═══ Supplied material ═══

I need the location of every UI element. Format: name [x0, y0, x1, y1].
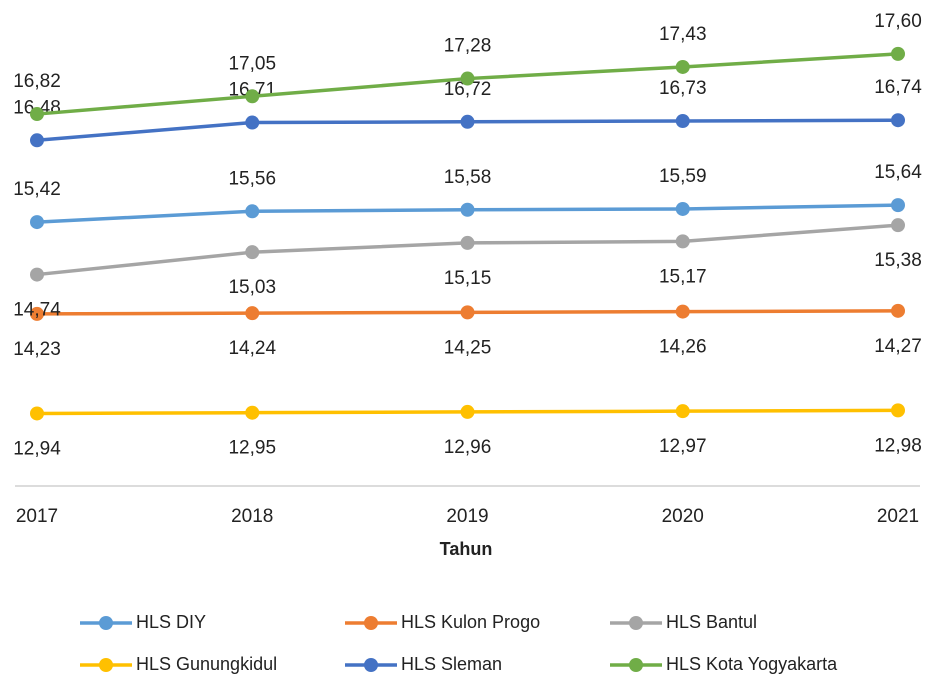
- data-label: 14,23: [13, 339, 61, 360]
- data-label: 12,95: [228, 438, 276, 459]
- marker: [460, 71, 475, 86]
- legend-marker: [364, 616, 378, 630]
- x-axis-title: Tahun: [440, 539, 493, 559]
- marker: [460, 305, 475, 320]
- x-tick-label: 2021: [877, 506, 919, 527]
- data-label: 15,56: [228, 168, 276, 189]
- marker: [460, 404, 475, 419]
- marker: [30, 306, 44, 321]
- marker: [30, 406, 44, 421]
- marker: [675, 304, 690, 319]
- marker: [891, 113, 905, 128]
- marker: [891, 218, 905, 233]
- data-label: 15,59: [659, 166, 707, 187]
- data-label: 16,74: [874, 77, 922, 98]
- data-label: 12,96: [444, 437, 492, 458]
- data-label: 15,38: [874, 250, 922, 271]
- marker: [675, 234, 690, 249]
- legend-label: HLS Kota Yogyakarta: [666, 654, 838, 674]
- legend-marker: [99, 658, 113, 672]
- x-tick-label: 2019: [446, 506, 488, 527]
- marker: [245, 204, 260, 219]
- legend-marker: [364, 658, 378, 672]
- data-label: 14,27: [874, 336, 922, 357]
- marker: [245, 115, 260, 130]
- data-label: 15,17: [659, 266, 707, 287]
- data-label: 12,98: [874, 435, 922, 456]
- data-label: 16,73: [659, 78, 707, 99]
- data-label: 16,82: [13, 71, 61, 92]
- data-label: 15,64: [874, 162, 922, 183]
- marker: [30, 215, 44, 230]
- legend-label: HLS Kulon Progo: [401, 612, 540, 632]
- data-label: 14,74: [13, 300, 61, 321]
- legend-label: HLS Bantul: [666, 612, 757, 632]
- data-label: 12,97: [659, 436, 707, 457]
- marker: [460, 235, 475, 250]
- legend-label: HLS Gunungkidul: [136, 654, 277, 674]
- data-label: 14,26: [659, 337, 707, 358]
- legend-marker: [629, 658, 643, 672]
- marker: [675, 201, 690, 216]
- marker: [30, 133, 44, 148]
- data-label: 15,42: [13, 179, 61, 200]
- data-label: 12,94: [13, 438, 61, 459]
- data-label: 15,03: [228, 277, 276, 298]
- x-tick-label: 2017: [16, 506, 58, 527]
- data-label: 16,72: [444, 79, 492, 100]
- marker: [245, 306, 260, 321]
- marker: [245, 245, 260, 260]
- data-label: 17,43: [659, 24, 707, 45]
- marker: [675, 59, 690, 74]
- data-label: 17,60: [874, 11, 922, 32]
- data-label: 15,15: [444, 268, 492, 289]
- marker: [460, 202, 475, 217]
- marker: [30, 107, 44, 122]
- marker: [460, 114, 475, 129]
- data-label: 15,58: [444, 167, 492, 188]
- data-label: 14,25: [444, 337, 492, 358]
- marker: [891, 403, 905, 418]
- legend-label: HLS Sleman: [401, 654, 502, 674]
- data-label: 17,28: [444, 36, 492, 57]
- marker: [30, 267, 44, 282]
- marker: [891, 46, 905, 61]
- marker: [675, 114, 690, 129]
- marker: [891, 303, 905, 318]
- legend-marker: [629, 616, 643, 630]
- marker: [675, 404, 690, 419]
- marker: [245, 405, 260, 420]
- x-tick-label: 2018: [231, 506, 273, 527]
- marker: [245, 89, 260, 104]
- data-label: 17,05: [228, 53, 276, 74]
- data-label: 14,24: [228, 338, 276, 359]
- legend-marker: [99, 616, 113, 630]
- legend-label: HLS DIY: [136, 612, 206, 632]
- marker: [891, 198, 905, 213]
- x-tick-label: 2020: [662, 506, 704, 527]
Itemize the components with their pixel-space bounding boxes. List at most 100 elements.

═══

Short task —
Extract every line of the material word for word, leaving out the pictures.

Correct result —
I need the location of every UI element. Format: name [x0, y0, x1, y1].
- data-label: 14,23: [13, 339, 61, 360]
- data-label: 12,95: [228, 438, 276, 459]
- marker: [460, 71, 475, 86]
- legend-marker: [364, 616, 378, 630]
- x-axis-title: Tahun: [440, 539, 493, 559]
- marker: [460, 305, 475, 320]
- x-tick-label: 2021: [877, 506, 919, 527]
- data-label: 15,56: [228, 168, 276, 189]
- marker: [460, 404, 475, 419]
- marker: [30, 306, 44, 321]
- marker: [30, 406, 44, 421]
- marker: [675, 304, 690, 319]
- marker: [891, 113, 905, 128]
- marker: [891, 218, 905, 233]
- data-label: 15,59: [659, 166, 707, 187]
- data-label: 16,74: [874, 77, 922, 98]
- data-label: 12,96: [444, 437, 492, 458]
- data-label: 15,38: [874, 250, 922, 271]
- marker: [675, 234, 690, 249]
- legend-label: HLS Kota Yogyakarta: [666, 654, 838, 674]
- legend-marker: [99, 658, 113, 672]
- x-tick-label: 2019: [446, 506, 488, 527]
- marker: [245, 204, 260, 219]
- legend-marker: [364, 658, 378, 672]
- data-label: 14,27: [874, 336, 922, 357]
- marker: [245, 115, 260, 130]
- data-label: 15,17: [659, 266, 707, 287]
- data-label: 12,98: [874, 435, 922, 456]
- data-label: 16,73: [659, 78, 707, 99]
- data-label: 16,82: [13, 71, 61, 92]
- data-label: 15,64: [874, 162, 922, 183]
- marker: [30, 215, 44, 230]
- legend-label: HLS Kulon Progo: [401, 612, 540, 632]
- data-label: 14,74: [13, 300, 61, 321]
- legend-label: HLS Bantul: [666, 612, 757, 632]
- data-label: 12,97: [659, 436, 707, 457]
- marker: [460, 235, 475, 250]
- legend-label: HLS Gunungkidul: [136, 654, 277, 674]
- data-label: 14,26: [659, 337, 707, 358]
- legend-marker: [629, 658, 643, 672]
- marker: [675, 201, 690, 216]
- marker: [30, 133, 44, 148]
- data-label: 15,42: [13, 179, 61, 200]
- data-label: 12,94: [13, 438, 61, 459]
- data-label: 15,03: [228, 277, 276, 298]
- x-tick-label: 2017: [16, 506, 58, 527]
- data-label: 16,72: [444, 79, 492, 100]
- marker: [245, 306, 260, 321]
- marker: [245, 245, 260, 260]
- data-label: 17,43: [659, 24, 707, 45]
- marker: [675, 59, 690, 74]
- data-label: 17,60: [874, 11, 922, 32]
- data-label: 15,15: [444, 268, 492, 289]
- marker: [460, 202, 475, 217]
- marker: [30, 107, 44, 122]
- marker: [460, 114, 475, 129]
- data-label: 15,58: [444, 167, 492, 188]
- data-label: 14,25: [444, 337, 492, 358]
- marker: [891, 403, 905, 418]
- legend-label: HLS Sleman: [401, 654, 502, 674]
- data-label: 17,28: [444, 36, 492, 57]
- marker: [30, 267, 44, 282]
- marker: [891, 46, 905, 61]
- marker: [675, 114, 690, 129]
- marker: [891, 303, 905, 318]
- legend-marker: [629, 616, 643, 630]
- marker: [675, 404, 690, 419]
- marker: [245, 405, 260, 420]
- x-tick-label: 2018: [231, 506, 273, 527]
- marker: [245, 89, 260, 104]
- data-label: 17,05: [228, 53, 276, 74]
- data-label: 14,24: [228, 338, 276, 359]
- legend-marker: [99, 616, 113, 630]
- legend-label: HLS DIY: [136, 612, 206, 632]
- marker: [891, 198, 905, 213]
- x-tick-label: 2020: [662, 506, 704, 527]
Itemize the components with their pixel-space bounding boxes. List at most 100 elements.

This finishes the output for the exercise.